- YOUR GOAL
Could you transcribe every record below exactly as written, leaving out any pictures?

## begin DATA

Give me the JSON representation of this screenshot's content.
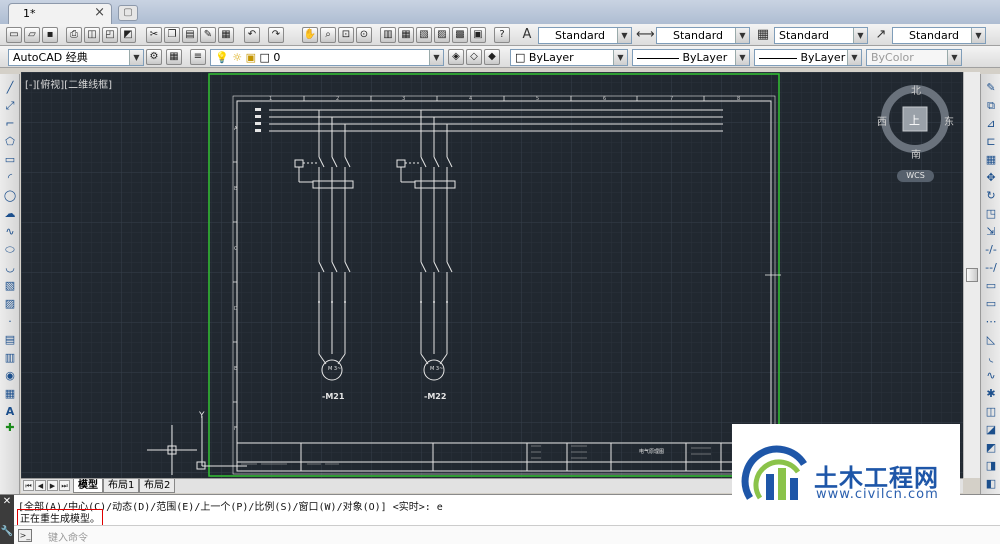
{
  "document": {
    "tab_label": "1*",
    "close_glyph": "×",
    "new_tab_glyph": "▢"
  },
  "toolbar1": {
    "text_style": "Standard",
    "dim_style": "Standard",
    "table_style": "Standard",
    "multileader_style": "Standard"
  },
  "toolbar2": {
    "workspace": "AutoCAD 经典",
    "layer": "0",
    "color": "ByLayer",
    "linetype": "ByLayer",
    "lineweight": "ByLayer",
    "plotstyle": "ByColor"
  },
  "viewport": {
    "label": "[-][俯视][二维线框]",
    "compass": {
      "north": "北",
      "south": "南",
      "east": "东",
      "west": "西",
      "top": "上"
    },
    "wcs": "WCS",
    "motor1": "-M21",
    "motor2": "-M22",
    "motor_symbol": "M\n3~",
    "title_block_name": "电气原理图",
    "frame_numbers": [
      "1",
      "2",
      "3",
      "4",
      "5",
      "6",
      "7",
      "8"
    ],
    "frame_letters": [
      "A",
      "B",
      "C",
      "D",
      "E",
      "F"
    ],
    "axis_y": "Y",
    "axis_x": "X"
  },
  "layout_tabs": {
    "model": "模型",
    "layout1": "布局1",
    "layout2": "布局2"
  },
  "command": {
    "history": "[全部(A)/中心(C)/动态(D)/范围(E)/上一个(P)/比例(S)/窗口(W)/对象(O)] <实时>: e",
    "status": "正在重生成模型。",
    "placeholder": "键入命令"
  },
  "watermark": {
    "title": "土木工程网",
    "url": "www.civilcn.com"
  },
  "colors": {
    "canvas_bg": "#212830",
    "paper_border": "#33c233",
    "drawing_lines": "#e6e6e6"
  }
}
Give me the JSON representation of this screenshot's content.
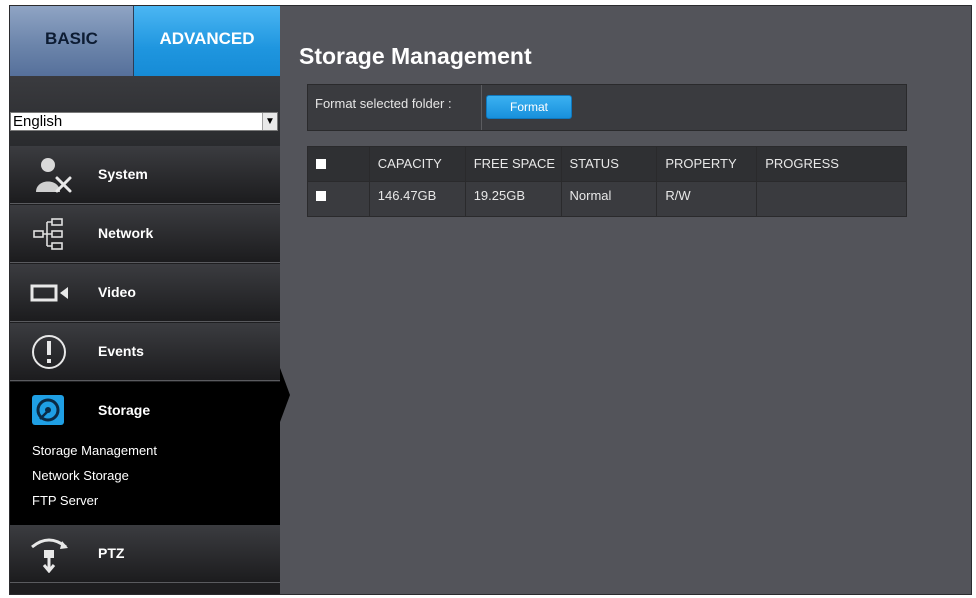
{
  "sidebar": {
    "tabs": {
      "basic": "BASIC",
      "advanced": "ADVANCED"
    },
    "language": {
      "selected": "English"
    },
    "items": [
      {
        "label": "System",
        "icon": "system-admin-icon"
      },
      {
        "label": "Network",
        "icon": "network-icon"
      },
      {
        "label": "Video",
        "icon": "video-camera-icon"
      },
      {
        "label": "Events",
        "icon": "alert-icon"
      },
      {
        "label": "Storage",
        "icon": "storage-icon"
      },
      {
        "label": "PTZ",
        "icon": "ptz-icon"
      }
    ],
    "storage_subitems": [
      "Storage Management",
      "Network Storage",
      "FTP Server"
    ]
  },
  "main": {
    "title": "Storage Management",
    "format": {
      "label": "Format selected folder :",
      "button": "Format"
    },
    "table": {
      "columns": [
        "CAPACITY",
        "FREE SPACE",
        "STATUS",
        "PROPERTY",
        "PROGRESS"
      ],
      "rows": [
        {
          "capacity": "146.47GB",
          "free_space": "19.25GB",
          "status": "Normal",
          "property": "R/W",
          "progress": ""
        }
      ]
    }
  },
  "colors": {
    "accent": "#1f96df",
    "panel": "#53545a",
    "sidebar": "#1e1e20"
  }
}
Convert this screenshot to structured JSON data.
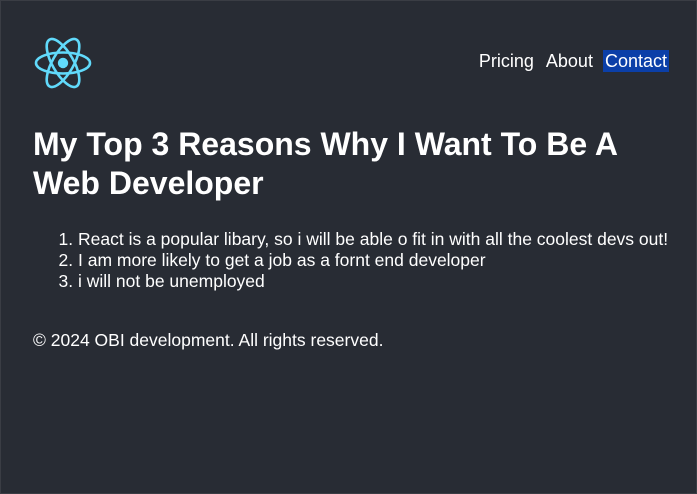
{
  "logo": {
    "icon": "react-logo-icon",
    "color": "#61dafb"
  },
  "nav": {
    "items": [
      {
        "label": "Pricing"
      },
      {
        "label": "About"
      },
      {
        "label": "Contact"
      }
    ],
    "active_color": "#0b3fa8"
  },
  "main": {
    "title": "My Top 3 Reasons Why I Want To Be A Web Developer",
    "reasons": [
      "React is a popular libary, so i will be able o fit in with all the coolest devs out!",
      "I am more likely to get a job as a fornt end developer",
      "i will not be unemployed"
    ]
  },
  "footer": {
    "text": "© 2024 OBI development. All rights reserved."
  },
  "colors": {
    "background": "#282c34",
    "text": "#ffffff"
  }
}
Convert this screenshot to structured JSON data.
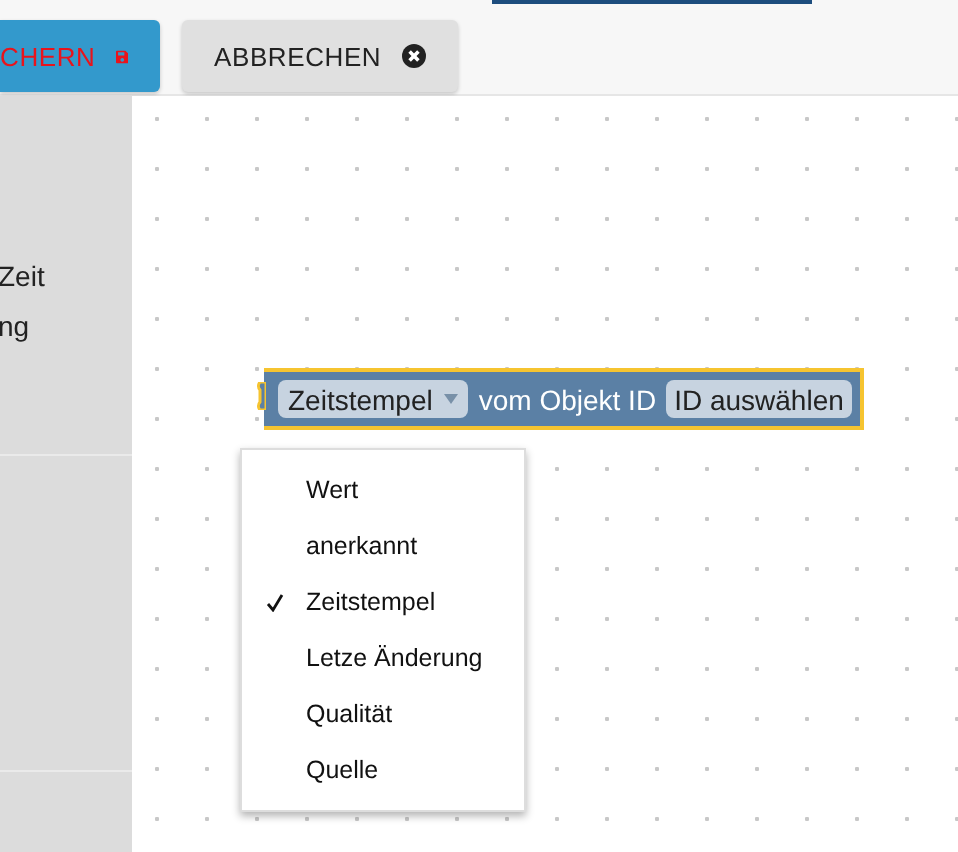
{
  "toolbar": {
    "buttons": [
      {
        "label": "CHERN",
        "kind": "save"
      },
      {
        "label": "ABBRECHEN",
        "kind": "cancel"
      }
    ]
  },
  "sidebar": {
    "lines": [
      "Zeit",
      "ng"
    ]
  },
  "block": {
    "dropdown": "Zeitstempel",
    "text": "vom Objekt ID",
    "field": "ID auswählen"
  },
  "menu": {
    "items": [
      {
        "label": "Wert",
        "selected": false
      },
      {
        "label": "anerkannt",
        "selected": false
      },
      {
        "label": "Zeitstempel",
        "selected": true
      },
      {
        "label": "Letze Änderung",
        "selected": false
      },
      {
        "label": "Qualität",
        "selected": false
      },
      {
        "label": "Quelle",
        "selected": false
      }
    ]
  }
}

## end DATA

- RIGHT ANSWER
Give me the JSON representation of this screenshot's content.
{
  "document": {
    "tab_label": "1*",
    "close_glyph": "×",
    "new_tab_glyph": "▢"
  },
  "toolbar1": {
    "text_style": "Standard",
    "dim_style": "Standard",
    "table_style": "Standard",
    "multileader_style": "Standard"
  },
  "toolbar2": {
    "workspace": "AutoCAD 经典",
    "layer": "0",
    "color": "ByLayer",
    "linetype": "ByLayer",
    "lineweight": "ByLayer",
    "plotstyle": "ByColor"
  },
  "viewport": {
    "label": "[-][俯视][二维线框]",
    "compass": {
      "north": "北",
      "south": "南",
      "east": "东",
      "west": "西",
      "top": "上"
    },
    "wcs": "WCS",
    "motor1": "-M21",
    "motor2": "-M22",
    "motor_symbol": "M\n3~",
    "title_block_name": "电气原理图",
    "frame_numbers": [
      "1",
      "2",
      "3",
      "4",
      "5",
      "6",
      "7",
      "8"
    ],
    "frame_letters": [
      "A",
      "B",
      "C",
      "D",
      "E",
      "F"
    ],
    "axis_y": "Y",
    "axis_x": "X"
  },
  "layout_tabs": {
    "model": "模型",
    "layout1": "布局1",
    "layout2": "布局2"
  },
  "command": {
    "history": "[全部(A)/中心(C)/动态(D)/范围(E)/上一个(P)/比例(S)/窗口(W)/对象(O)] <实时>: e",
    "status": "正在重生成模型。",
    "placeholder": "键入命令"
  },
  "watermark": {
    "title": "土木工程网",
    "url": "www.civilcn.com"
  },
  "colors": {
    "canvas_bg": "#212830",
    "paper_border": "#33c233",
    "drawing_lines": "#e6e6e6"
  }
}
Give me the JSON representation of this screenshot's content.
{
  "sidebar": {
    "tabs": {
      "basic": "BASIC",
      "advanced": "ADVANCED"
    },
    "language": {
      "selected": "English"
    },
    "items": [
      {
        "label": "System",
        "icon": "system-admin-icon"
      },
      {
        "label": "Network",
        "icon": "network-icon"
      },
      {
        "label": "Video",
        "icon": "video-camera-icon"
      },
      {
        "label": "Events",
        "icon": "alert-icon"
      },
      {
        "label": "Storage",
        "icon": "storage-icon"
      },
      {
        "label": "PTZ",
        "icon": "ptz-icon"
      }
    ],
    "storage_subitems": [
      "Storage Management",
      "Network Storage",
      "FTP Server"
    ]
  },
  "main": {
    "title": "Storage Management",
    "format": {
      "label": "Format selected folder :",
      "button": "Format"
    },
    "table": {
      "columns": [
        "CAPACITY",
        "FREE SPACE",
        "STATUS",
        "PROPERTY",
        "PROGRESS"
      ],
      "rows": [
        {
          "capacity": "146.47GB",
          "free_space": "19.25GB",
          "status": "Normal",
          "property": "R/W",
          "progress": ""
        }
      ]
    }
  },
  "colors": {
    "accent": "#1f96df",
    "panel": "#53545a",
    "sidebar": "#1e1e20"
  }
}
Convert this screenshot to structured JSON data.
{
  "logo": {
    "icon": "react-logo-icon",
    "color": "#61dafb"
  },
  "nav": {
    "items": [
      {
        "label": "Pricing"
      },
      {
        "label": "About"
      },
      {
        "label": "Contact"
      }
    ],
    "active_color": "#0b3fa8"
  },
  "main": {
    "title": "My Top 3 Reasons Why I Want To Be A Web Developer",
    "reasons": [
      "React is a popular libary, so i will be able o fit in with all the coolest devs out!",
      "I am more likely to get a job as a fornt end developer",
      "i will not be unemployed"
    ]
  },
  "footer": {
    "text": "© 2024 OBI development. All rights reserved."
  },
  "colors": {
    "background": "#282c34",
    "text": "#ffffff"
  }
}
Convert this screenshot to structured JSON data.
{
  "toolbar": {
    "buttons": [
      {
        "label": "CHERN",
        "kind": "save"
      },
      {
        "label": "ABBRECHEN",
        "kind": "cancel"
      }
    ]
  },
  "sidebar": {
    "lines": [
      "Zeit",
      "ng"
    ]
  },
  "block": {
    "dropdown": "Zeitstempel",
    "text": "vom Objekt ID",
    "field": "ID auswählen"
  },
  "menu": {
    "items": [
      {
        "label": "Wert",
        "selected": false
      },
      {
        "label": "anerkannt",
        "selected": false
      },
      {
        "label": "Zeitstempel",
        "selected": true
      },
      {
        "label": "Letze Änderung",
        "selected": false
      },
      {
        "label": "Qualität",
        "selected": false
      },
      {
        "label": "Quelle",
        "selected": false
      }
    ]
  }
}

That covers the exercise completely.